Saved entries:
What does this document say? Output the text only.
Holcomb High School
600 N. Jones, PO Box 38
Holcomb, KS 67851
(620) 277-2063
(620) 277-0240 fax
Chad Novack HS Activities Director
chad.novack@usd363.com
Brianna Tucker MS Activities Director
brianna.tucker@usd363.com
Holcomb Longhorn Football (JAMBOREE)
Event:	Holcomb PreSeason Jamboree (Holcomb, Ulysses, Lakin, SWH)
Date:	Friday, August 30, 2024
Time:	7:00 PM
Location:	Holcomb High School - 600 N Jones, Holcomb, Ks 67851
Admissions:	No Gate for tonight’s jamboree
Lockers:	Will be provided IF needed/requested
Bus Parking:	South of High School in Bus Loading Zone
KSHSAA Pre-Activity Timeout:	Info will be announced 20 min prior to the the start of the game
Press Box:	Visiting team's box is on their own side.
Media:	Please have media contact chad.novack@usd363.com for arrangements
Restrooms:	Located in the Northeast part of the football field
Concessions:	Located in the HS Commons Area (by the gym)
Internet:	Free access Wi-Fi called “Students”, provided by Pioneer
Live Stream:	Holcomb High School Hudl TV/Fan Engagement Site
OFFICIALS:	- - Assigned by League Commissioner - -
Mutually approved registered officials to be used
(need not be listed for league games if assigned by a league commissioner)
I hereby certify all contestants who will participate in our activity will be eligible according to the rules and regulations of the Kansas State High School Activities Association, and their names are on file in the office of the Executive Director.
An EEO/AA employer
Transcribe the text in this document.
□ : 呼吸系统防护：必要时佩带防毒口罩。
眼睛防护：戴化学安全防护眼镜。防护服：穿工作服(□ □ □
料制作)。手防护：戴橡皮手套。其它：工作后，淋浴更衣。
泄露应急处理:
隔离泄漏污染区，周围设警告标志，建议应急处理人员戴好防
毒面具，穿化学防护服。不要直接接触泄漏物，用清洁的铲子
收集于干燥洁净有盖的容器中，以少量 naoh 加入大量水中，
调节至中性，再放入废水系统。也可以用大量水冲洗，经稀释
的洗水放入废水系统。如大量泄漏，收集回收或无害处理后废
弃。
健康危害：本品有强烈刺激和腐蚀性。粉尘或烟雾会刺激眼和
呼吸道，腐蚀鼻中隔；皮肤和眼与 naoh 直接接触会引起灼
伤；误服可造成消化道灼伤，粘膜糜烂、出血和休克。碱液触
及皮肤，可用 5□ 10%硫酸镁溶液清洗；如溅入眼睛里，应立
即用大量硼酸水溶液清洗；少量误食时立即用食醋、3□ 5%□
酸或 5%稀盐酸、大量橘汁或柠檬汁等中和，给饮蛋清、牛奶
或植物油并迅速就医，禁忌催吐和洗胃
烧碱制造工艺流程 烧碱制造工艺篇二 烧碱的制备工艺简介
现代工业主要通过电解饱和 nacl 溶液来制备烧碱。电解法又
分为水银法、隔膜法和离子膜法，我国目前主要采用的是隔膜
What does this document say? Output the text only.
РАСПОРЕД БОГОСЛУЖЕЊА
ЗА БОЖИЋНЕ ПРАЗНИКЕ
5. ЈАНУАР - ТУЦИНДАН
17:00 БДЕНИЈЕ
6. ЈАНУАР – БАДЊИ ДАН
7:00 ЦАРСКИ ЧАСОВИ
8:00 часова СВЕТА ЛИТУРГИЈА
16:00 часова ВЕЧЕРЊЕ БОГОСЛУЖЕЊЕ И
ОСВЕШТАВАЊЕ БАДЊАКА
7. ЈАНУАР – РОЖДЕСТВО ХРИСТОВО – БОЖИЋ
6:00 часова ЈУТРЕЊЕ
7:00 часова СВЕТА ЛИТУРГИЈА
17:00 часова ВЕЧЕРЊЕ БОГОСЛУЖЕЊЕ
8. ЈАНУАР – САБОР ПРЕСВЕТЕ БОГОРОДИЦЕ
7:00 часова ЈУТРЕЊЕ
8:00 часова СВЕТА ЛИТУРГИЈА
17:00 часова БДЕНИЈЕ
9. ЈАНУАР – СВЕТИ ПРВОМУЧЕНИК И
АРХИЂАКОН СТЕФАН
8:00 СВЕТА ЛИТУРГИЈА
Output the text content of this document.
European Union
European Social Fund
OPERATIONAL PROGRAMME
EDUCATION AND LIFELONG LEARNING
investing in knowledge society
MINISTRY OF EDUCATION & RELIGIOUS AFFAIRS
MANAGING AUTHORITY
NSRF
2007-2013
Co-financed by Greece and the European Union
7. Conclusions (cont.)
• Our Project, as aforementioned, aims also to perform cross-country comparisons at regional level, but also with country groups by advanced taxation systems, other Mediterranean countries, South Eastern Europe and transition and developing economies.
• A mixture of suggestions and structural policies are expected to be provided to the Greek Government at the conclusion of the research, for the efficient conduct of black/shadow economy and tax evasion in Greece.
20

INSTRUCTIONS TO FOLLOW:
Where a line holds "text", copy it out.

COMPLETED TASK:
What does this document say? Output the text only.
Transcribe the text in this document.
What does this document say? Output the text only.
Output the text content of this document.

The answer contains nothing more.